▶
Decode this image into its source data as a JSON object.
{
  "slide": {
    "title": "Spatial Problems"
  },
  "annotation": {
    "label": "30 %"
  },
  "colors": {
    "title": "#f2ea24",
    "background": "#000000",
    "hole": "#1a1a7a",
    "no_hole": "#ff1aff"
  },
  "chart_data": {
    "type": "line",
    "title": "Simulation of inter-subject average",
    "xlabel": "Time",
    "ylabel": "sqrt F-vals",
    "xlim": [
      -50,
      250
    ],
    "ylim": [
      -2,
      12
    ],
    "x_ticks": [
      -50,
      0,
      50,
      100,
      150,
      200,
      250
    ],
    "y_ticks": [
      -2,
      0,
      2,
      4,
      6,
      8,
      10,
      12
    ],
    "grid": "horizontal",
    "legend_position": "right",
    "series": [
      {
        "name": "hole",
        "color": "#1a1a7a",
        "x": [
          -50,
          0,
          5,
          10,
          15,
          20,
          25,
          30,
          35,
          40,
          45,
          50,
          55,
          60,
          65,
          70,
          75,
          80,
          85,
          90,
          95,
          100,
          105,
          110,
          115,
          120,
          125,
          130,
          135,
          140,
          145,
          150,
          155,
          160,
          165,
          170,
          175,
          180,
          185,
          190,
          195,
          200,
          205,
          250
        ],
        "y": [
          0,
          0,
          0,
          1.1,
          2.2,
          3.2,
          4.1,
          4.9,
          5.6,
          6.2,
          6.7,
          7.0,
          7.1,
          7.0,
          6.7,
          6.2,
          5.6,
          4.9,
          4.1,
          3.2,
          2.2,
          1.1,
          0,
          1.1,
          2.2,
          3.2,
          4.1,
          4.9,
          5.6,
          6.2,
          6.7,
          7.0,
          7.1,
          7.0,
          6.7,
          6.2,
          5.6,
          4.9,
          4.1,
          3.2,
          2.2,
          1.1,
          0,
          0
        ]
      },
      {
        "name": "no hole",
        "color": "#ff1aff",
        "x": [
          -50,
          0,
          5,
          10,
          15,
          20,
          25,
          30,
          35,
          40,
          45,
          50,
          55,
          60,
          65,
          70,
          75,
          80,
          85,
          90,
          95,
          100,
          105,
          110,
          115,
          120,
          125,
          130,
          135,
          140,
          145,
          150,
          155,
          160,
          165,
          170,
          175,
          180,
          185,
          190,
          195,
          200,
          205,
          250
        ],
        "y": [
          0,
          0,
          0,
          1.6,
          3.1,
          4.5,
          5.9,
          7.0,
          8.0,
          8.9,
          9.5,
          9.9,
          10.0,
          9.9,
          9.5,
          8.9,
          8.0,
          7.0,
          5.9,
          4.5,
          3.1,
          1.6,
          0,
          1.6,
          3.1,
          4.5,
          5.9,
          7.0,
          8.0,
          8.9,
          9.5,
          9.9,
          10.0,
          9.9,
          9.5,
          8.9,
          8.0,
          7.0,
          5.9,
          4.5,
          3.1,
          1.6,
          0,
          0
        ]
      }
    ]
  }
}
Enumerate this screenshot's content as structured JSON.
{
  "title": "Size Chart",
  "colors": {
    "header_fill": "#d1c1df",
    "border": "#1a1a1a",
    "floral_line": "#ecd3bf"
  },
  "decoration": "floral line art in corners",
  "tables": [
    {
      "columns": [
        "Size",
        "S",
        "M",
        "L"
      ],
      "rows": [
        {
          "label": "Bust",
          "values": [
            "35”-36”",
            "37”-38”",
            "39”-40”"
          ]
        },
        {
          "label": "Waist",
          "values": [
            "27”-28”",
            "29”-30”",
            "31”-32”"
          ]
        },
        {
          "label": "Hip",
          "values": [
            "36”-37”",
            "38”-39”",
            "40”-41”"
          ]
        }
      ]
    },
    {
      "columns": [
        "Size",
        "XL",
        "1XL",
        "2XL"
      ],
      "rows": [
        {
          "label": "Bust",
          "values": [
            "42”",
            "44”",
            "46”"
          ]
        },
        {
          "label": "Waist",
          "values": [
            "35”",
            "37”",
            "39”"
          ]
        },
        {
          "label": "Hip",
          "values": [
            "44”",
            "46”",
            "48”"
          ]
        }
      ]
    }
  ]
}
◀
(What is expected)
Copy the data above in full, character for character.

(Task result)
Decode this image into its source data as a JSON object.
{
  "slide": {
    "title": "Spatial Problems"
  },
  "annotation": {
    "label": "30 %"
  },
  "colors": {
    "title": "#f2ea24",
    "background": "#000000",
    "hole": "#1a1a7a",
    "no_hole": "#ff1aff"
  },
  "chart_data": {
    "type": "line",
    "title": "Simulation of inter-subject average",
    "xlabel": "Time",
    "ylabel": "sqrt F-vals",
    "xlim": [
      -50,
      250
    ],
    "ylim": [
      -2,
      12
    ],
    "x_ticks": [
      -50,
      0,
      50,
      100,
      150,
      200,
      250
    ],
    "y_ticks": [
      -2,
      0,
      2,
      4,
      6,
      8,
      10,
      12
    ],
    "grid": "horizontal",
    "legend_position": "right",
    "series": [
      {
        "name": "hole",
        "color": "#1a1a7a",
        "x": [
          -50,
          0,
          5,
          10,
          15,
          20,
          25,
          30,
          35,
          40,
          45,
          50,
          55,
          60,
          65,
          70,
          75,
          80,
          85,
          90,
          95,
          100,
          105,
          110,
          115,
          120,
          125,
          130,
          135,
          140,
          145,
          150,
          155,
          160,
          165,
          170,
          175,
          180,
          185,
          190,
          195,
          200,
          205,
          250
        ],
        "y": [
          0,
          0,
          0,
          1.1,
          2.2,
          3.2,
          4.1,
          4.9,
          5.6,
          6.2,
          6.7,
          7.0,
          7.1,
          7.0,
          6.7,
          6.2,
          5.6,
          4.9,
          4.1,
          3.2,
          2.2,
          1.1,
          0,
          1.1,
          2.2,
          3.2,
          4.1,
          4.9,
          5.6,
          6.2,
          6.7,
          7.0,
          7.1,
          7.0,
          6.7,
          6.2,
          5.6,
          4.9,
          4.1,
          3.2,
          2.2,
          1.1,
          0,
          0
        ]
      },
      {
        "name": "no hole",
        "color": "#ff1aff",
        "x": [
          -50,
          0,
          5,
          10,
          15,
          20,
          25,
          30,
          35,
          40,
          45,
          50,
          55,
          60,
          65,
          70,
          75,
          80,
          85,
          90,
          95,
          100,
          105,
          110,
          115,
          120,
          125,
          130,
          135,
          140,
          145,
          150,
          155,
          160,
          165,
          170,
          175,
          180,
          185,
          190,
          195,
          200,
          205,
          250
        ],
        "y": [
          0,
          0,
          0,
          1.6,
          3.1,
          4.5,
          5.9,
          7.0,
          8.0,
          8.9,
          9.5,
          9.9,
          10.0,
          9.9,
          9.5,
          8.9,
          8.0,
          7.0,
          5.9,
          4.5,
          3.1,
          1.6,
          0,
          1.6,
          3.1,
          4.5,
          5.9,
          7.0,
          8.0,
          8.9,
          9.5,
          9.9,
          10.0,
          9.9,
          9.5,
          8.9,
          8.0,
          7.0,
          5.9,
          4.5,
          3.1,
          1.6,
          0,
          0
        ]
      }
    ]
  }
}
Enumerate this screenshot's content as structured JSON.
{
  "title": "Size Chart",
  "colors": {
    "header_fill": "#d1c1df",
    "border": "#1a1a1a",
    "floral_line": "#ecd3bf"
  },
  "decoration": "floral line art in corners",
  "tables": [
    {
      "columns": [
        "Size",
        "S",
        "M",
        "L"
      ],
      "rows": [
        {
          "label": "Bust",
          "values": [
            "35”-36”",
            "37”-38”",
            "39”-40”"
          ]
        },
        {
          "label": "Waist",
          "values": [
            "27”-28”",
            "29”-30”",
            "31”-32”"
          ]
        },
        {
          "label": "Hip",
          "values": [
            "36”-37”",
            "38”-39”",
            "40”-41”"
          ]
        }
      ]
    },
    {
      "columns": [
        "Size",
        "XL",
        "1XL",
        "2XL"
      ],
      "rows": [
        {
          "label": "Bust",
          "values": [
            "42”",
            "44”",
            "46”"
          ]
        },
        {
          "label": "Waist",
          "values": [
            "35”",
            "37”",
            "39”"
          ]
        },
        {
          "label": "Hip",
          "values": [
            "44”",
            "46”",
            "48”"
          ]
        }
      ]
    }
  ]
}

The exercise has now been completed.